The WasteWatcher is the staff blog of Citizens Against Government Waste (CAGW) and the Council for Citizens Against Government Waste (CCAGW). For questions, contact blog@cagw.org.


On August 9th, 2019, the United States Postal Service (USPS) released its latest financial report for the third quarter of fiscal year (FY) 2019 and, following previous patterns, the outlook is dire.  The USPS’s net loss widened from a year ago, from $1.49 billion a year ago to $2.3 billion this year, for a total loss of $5.9 billion for the year.  USPS is on pace to fulfill U.S. Postmaster General (PMG) Megan Brennan’s caution that the agency will run out of money in five years as it approaches its 13th consecutive year with a multi-billion dollar loss. 

The USPS’s lackluster fiscal quarter was notably weakened by a controllable loss for this quarter of nearly $1.08 billion, compared to a controllable loss of $889 million for the same quarter last year.  This controllable income figure, which excludes items that are “outside of management’s control,” such as its retirees’ health and pension expenses, account for the USPS’s direct costs and revenues of the services that it provides to consumers. As a result of its routine business functions alone, the USPS’s costs have increasingly exceeded revenues each year since 2017 and are expected to result in a $3.1 billion loss in 2019. This data point contradicts the rhetoric of postal executives and their allies on Capitol Hill, who have adopted the mantra that the USPS would be profitable were it not for its congressional mandate to pre-fund retiree health and pension liabilities. 

The pre-funding requirement amounted to yearly payments averaging roughly $5.6 billion from 2007 to 2016. The USPS has defaulted on $33.9 billion in pre-funding payments.  In 2017, the USPS concluded “prefunding” and embarked on a different strategy in which the agency is obligated to pay “the normal cost of retiree benefits attributable to the current year’s service of our employees.”

When the USPS’s current governing statute, The Postal Accountability and Enhancement Act, was enacted in 2007, USPS viewed the pre-funding obligation favorably.  Now, if you listen to statements by postal executives and some members of Congress, the pre-funding requirement has morphed into the USPS’s biggest, and apparently only impediment to financial success.

(Saved entries)

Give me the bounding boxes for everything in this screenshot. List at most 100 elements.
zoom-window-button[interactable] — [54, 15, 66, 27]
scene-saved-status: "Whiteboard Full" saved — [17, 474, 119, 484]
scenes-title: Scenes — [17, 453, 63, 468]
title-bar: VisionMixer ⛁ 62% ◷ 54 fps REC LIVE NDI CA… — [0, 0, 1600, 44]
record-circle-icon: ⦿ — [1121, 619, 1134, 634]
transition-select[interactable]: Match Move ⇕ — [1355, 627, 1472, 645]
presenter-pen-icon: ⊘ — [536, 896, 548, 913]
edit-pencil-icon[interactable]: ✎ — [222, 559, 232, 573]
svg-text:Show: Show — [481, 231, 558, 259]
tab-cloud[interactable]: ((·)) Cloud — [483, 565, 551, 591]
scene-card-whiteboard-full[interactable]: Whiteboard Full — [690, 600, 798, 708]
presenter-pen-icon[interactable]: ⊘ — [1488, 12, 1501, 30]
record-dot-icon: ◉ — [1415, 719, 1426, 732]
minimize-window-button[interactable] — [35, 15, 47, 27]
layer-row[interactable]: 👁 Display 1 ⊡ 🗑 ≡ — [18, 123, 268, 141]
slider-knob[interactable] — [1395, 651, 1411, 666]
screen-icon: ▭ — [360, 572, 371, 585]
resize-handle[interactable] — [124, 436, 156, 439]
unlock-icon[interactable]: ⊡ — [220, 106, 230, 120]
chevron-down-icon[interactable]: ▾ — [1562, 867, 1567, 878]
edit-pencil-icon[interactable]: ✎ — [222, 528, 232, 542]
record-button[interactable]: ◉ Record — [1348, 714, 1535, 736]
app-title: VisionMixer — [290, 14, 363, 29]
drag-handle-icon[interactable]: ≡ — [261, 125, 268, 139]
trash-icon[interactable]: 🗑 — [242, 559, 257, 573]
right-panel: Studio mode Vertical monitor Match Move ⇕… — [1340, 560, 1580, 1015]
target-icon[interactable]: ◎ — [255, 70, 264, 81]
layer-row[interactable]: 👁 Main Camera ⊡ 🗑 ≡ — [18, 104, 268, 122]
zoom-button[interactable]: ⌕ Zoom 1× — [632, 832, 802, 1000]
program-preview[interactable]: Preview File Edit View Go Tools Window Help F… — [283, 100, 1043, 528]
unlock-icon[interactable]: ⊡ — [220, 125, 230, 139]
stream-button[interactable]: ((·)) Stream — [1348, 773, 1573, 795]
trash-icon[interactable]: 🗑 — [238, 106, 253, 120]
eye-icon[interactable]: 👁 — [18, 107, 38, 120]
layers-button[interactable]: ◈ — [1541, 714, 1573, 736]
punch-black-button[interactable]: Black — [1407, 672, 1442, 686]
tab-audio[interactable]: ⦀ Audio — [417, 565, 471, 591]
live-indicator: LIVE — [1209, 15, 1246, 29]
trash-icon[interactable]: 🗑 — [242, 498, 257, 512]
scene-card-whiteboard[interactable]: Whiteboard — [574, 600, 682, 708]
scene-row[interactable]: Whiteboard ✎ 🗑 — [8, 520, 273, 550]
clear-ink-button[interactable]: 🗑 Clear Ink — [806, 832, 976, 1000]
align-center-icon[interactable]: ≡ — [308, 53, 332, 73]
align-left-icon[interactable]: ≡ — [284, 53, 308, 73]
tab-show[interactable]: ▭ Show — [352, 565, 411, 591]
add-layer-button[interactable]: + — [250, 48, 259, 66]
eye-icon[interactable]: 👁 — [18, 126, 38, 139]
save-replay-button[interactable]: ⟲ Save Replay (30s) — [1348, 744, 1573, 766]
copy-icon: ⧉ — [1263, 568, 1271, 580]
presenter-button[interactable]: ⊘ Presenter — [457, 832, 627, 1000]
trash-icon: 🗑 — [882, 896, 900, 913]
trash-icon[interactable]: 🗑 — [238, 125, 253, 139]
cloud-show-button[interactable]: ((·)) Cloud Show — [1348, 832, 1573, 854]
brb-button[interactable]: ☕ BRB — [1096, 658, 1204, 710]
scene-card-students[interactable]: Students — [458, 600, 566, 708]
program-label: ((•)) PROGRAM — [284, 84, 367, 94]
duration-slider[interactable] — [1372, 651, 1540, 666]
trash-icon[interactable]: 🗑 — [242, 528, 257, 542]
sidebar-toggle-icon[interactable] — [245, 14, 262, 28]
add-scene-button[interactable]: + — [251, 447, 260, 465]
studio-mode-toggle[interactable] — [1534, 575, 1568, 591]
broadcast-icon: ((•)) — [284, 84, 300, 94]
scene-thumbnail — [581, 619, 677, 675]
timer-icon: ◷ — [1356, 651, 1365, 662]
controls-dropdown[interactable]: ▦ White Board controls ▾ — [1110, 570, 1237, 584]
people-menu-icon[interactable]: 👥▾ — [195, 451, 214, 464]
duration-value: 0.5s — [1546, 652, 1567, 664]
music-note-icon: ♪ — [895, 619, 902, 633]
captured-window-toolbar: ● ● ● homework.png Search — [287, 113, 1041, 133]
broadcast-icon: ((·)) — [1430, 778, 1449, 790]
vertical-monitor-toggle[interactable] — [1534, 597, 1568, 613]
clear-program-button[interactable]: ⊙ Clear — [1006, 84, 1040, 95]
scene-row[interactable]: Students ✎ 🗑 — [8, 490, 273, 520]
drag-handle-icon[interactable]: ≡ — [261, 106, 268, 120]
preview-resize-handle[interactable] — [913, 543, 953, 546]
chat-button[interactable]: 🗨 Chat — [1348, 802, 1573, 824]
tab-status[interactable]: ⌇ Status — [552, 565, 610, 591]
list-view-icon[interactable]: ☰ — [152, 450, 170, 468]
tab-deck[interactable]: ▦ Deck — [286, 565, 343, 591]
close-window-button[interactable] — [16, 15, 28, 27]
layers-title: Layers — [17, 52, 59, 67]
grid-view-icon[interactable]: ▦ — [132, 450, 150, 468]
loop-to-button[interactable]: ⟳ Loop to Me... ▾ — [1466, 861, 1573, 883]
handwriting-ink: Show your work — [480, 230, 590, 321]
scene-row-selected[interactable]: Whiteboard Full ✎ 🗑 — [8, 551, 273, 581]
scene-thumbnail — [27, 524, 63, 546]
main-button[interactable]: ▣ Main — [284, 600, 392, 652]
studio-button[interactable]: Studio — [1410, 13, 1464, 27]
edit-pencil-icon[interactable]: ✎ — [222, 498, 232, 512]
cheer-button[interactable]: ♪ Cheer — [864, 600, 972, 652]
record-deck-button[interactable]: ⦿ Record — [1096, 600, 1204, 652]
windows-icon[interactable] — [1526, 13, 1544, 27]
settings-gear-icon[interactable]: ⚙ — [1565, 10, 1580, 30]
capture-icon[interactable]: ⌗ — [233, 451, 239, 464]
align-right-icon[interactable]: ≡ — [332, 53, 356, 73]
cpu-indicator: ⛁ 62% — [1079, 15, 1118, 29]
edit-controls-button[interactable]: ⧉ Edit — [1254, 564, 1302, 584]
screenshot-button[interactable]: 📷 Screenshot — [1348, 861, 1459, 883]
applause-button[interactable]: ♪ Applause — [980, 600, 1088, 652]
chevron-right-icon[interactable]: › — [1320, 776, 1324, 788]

Goal:
Reproduce the passage on Postal Service finances from "The pre-funding requirement amounted" to "to financial success.", renaming "pre-funding requirement" as "advance funding mandate" wherever it occurs. The listing comes from a separate source unrelated to the passage above.

Result of the exercise:
The advance funding mandate amounted to yearly payments averaging roughly $5.6 billion from 2007 to 2016. The USPS has defaulted on $33.9 billion in pre-funding payments.  In 2017, the USPS concluded “prefunding” and embarked on a different strategy in which the agency is obligated to pay “the normal cost of retiree benefits attributable to the current year’s service of our employees.”

When the USPS’s current governing statute, The Postal Accountability and Enhancement Act, was enacted in 2007, USPS viewed the pre-funding obligation favorably.  Now, if you listen to statements by postal executives and some members of Congress, the advance funding mandate has morphed into the USPS’s biggest, and apparently only impediment to financial success.